SELECTED EXCERPT:
-- START --
Frederick Douglas (1818-95) was a prominent American abolitionist, author and orator. Born a slave.
Frederick Douglass was introduced to the abolitionist movement in 1841 when William Coffin invited him to share his story in a convention organized by the Massachusetts Antislavery Society (MAS). William Garrison, impressed by his oratory, hired him as an agent of the MAS. This was a turning point in Douglass’ life and the beginning of his abolitionist activities.
The Underground Railroad was a network of secret routes and safe houses used by 19th-century enslaved people of African descent in the United States in efforts to escape to free states and Canada with the aid of abolitionists and allies who were sympathetic to their cause.
William Lloyd Garrison was born December 10, 1805 in Newburyport, Massachusetts. In 1830 he started an abolitionist paper, The Liberator. In 1832 he helped form the New England Antislavery Society. When the Civil War broke out, he continued to blast the Constitution as a pro-slavery document. When the civil war ended, he at last saw the abolition of slavery. He died May 24, 1879 in New York City.
Harriet Tubman, who was born a slave near Cambridge, Maryland, was one of the most famous Underground Railroad conductors. After making her own successful escape, she came back to Maryland many times to lead family members, friends, and other slaves to freedom.
The Drinking Gourd is the Big Dipper. The old man is Peg Leg Joe. The verse tells slaves to leave in the winter and walk towards the Drinking Gourd.
When the sun comes back and the first quail calls,
Follow the Drinking Gourd.
For the old man is waiting for to carry you to freedom,
If you follow the Drinking Gourd.
"When the sun comes back" means winter and spring when the altitude of the sun at noon is higher each day. Quail are migratory bird wintering in the South. Eventually they will meet a guide who will escort them for the remainder of the trip.
Most escapees had to cross the Ohio River which is too wide and too swift to swim. The Railroad struggled with the problem of how to get escapees across, and with experience, came to believe the best crossing time was winter. Then the river was frozen, and escapees could walk across on the ice. Since it took most escapees a year to travel from the South to the Ohio, the Railroad urged slaves to start their trip in winter in order to be at the Ohio the next winter.
The river bank makes a very good road,
The dead trees show you the way,
Left foot, peg foot, traveling on
Follow the Drinking Gourd.
This verse taught slaves to follow the bank of the Tombigbee River north looking for dead trees that were marked with drawings of a left foot and a peg foot. The markings distinguished the Tombigbee from other north-south rivers that flow into it.
The river ends between two hills,
Follow the Drinking Gourd.
There's another river on the other side,
Follow the Drinking Gourd.
-- END --
WHAT THIS EXERCISE ASKS:
**A)** How would you sum up the text on abolitionists and the Underground Railroad in two sentences?
**B)** Can you resume the text on the Underground Railroad and the Drinking Gourd song from its last line?
The data after this comes from a separate source.

GIVEN RECORDS:
-- START --
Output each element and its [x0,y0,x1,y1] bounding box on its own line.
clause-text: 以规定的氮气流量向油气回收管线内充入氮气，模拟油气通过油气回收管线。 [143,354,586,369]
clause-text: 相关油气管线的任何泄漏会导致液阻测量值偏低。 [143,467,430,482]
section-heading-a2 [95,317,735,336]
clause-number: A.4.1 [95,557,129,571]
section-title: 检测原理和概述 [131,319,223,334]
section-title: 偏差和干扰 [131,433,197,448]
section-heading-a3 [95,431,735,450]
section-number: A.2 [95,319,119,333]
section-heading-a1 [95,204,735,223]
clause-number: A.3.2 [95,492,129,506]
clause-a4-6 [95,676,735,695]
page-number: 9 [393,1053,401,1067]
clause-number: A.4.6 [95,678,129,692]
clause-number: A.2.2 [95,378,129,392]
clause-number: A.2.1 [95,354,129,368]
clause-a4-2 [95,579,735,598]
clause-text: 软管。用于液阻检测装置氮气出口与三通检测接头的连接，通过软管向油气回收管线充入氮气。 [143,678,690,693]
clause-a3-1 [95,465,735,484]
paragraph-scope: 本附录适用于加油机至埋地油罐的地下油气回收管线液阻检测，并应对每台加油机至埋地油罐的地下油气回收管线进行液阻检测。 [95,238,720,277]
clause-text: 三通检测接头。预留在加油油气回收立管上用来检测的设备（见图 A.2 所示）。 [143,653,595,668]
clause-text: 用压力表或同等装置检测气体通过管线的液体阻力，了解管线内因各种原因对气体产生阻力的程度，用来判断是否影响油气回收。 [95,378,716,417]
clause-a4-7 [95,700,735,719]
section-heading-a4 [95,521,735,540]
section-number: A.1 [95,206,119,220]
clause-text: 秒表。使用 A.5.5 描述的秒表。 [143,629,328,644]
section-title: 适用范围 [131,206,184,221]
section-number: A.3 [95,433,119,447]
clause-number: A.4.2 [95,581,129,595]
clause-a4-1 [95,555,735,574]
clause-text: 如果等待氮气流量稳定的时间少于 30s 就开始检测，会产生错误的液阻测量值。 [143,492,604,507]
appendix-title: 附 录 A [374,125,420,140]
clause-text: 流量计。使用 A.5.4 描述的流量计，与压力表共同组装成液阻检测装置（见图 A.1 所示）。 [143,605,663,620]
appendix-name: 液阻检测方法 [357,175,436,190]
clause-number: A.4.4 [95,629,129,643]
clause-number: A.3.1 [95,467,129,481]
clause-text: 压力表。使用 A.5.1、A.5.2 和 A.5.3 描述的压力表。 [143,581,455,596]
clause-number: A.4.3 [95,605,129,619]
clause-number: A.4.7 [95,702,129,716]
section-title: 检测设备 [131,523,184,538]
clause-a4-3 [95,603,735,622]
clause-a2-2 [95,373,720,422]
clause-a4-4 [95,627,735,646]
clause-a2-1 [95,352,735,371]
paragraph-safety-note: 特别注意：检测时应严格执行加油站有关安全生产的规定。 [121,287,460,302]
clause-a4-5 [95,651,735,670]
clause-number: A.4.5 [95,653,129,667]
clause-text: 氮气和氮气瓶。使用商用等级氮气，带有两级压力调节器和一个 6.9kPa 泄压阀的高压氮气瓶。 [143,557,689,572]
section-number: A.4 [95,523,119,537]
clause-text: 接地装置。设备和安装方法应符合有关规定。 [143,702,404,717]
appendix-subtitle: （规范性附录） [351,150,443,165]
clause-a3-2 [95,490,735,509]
-- END --
ANSWERS TO THE PROBLEMS:
**A)** The text profiles abolitionists Frederick Douglass and William Lloyd Garrison and Underground Railroad conductor Harriet Tubman, and it describes the Underground Railroad as a network of secret routes and safe houses that helped enslaved people escape to free states and Canada. It then explains the song "Follow the Drinking Gourd," whose verses told escapees to leave in winter, walk toward the Big Dipper, and follow the Tombigbee River by dead trees marked with a left foot and a peg foot, and it notes that escapees were urged to start in winter so they could cross the frozen Ohio River the next winter.

**B)**
These words told the slaves that when they reached the headwaters of the Tombigbee, they were to continue north over the hills until they met another river. Then they were to travel north along the new river which is the Tennessee River. A number of the southern escape routes converged on the Tennessee.
Where the great big river meets the little river,
Follow the Drinking Gourd.
For the old man is awaiting to carry you to freedom if you
follow the Drinking Gourd.
This verse told the slaves the Tennessee joined another river. They were to cross that river (which is the Ohio River), and on the north bank, meet a guide from the Underground Railroad.
Harriet Beecher Stowe's best known novel, Uncle Tom's Cabin (1852), changed forever how Americans viewed slavery, the system that treated people as property.
The strength of Uncle Tom's Cabin is its ability to illustrate slavery's effect on families, and to help readers empathize with enslaved characters. Stowe's characters freely debated the causes of slavery, the Fugitive Slave Law, the future of freed people, what an individual could do, and racism. Writing in the 1950s, poet Langston Hughes called the book a "moral battle cry for freedom."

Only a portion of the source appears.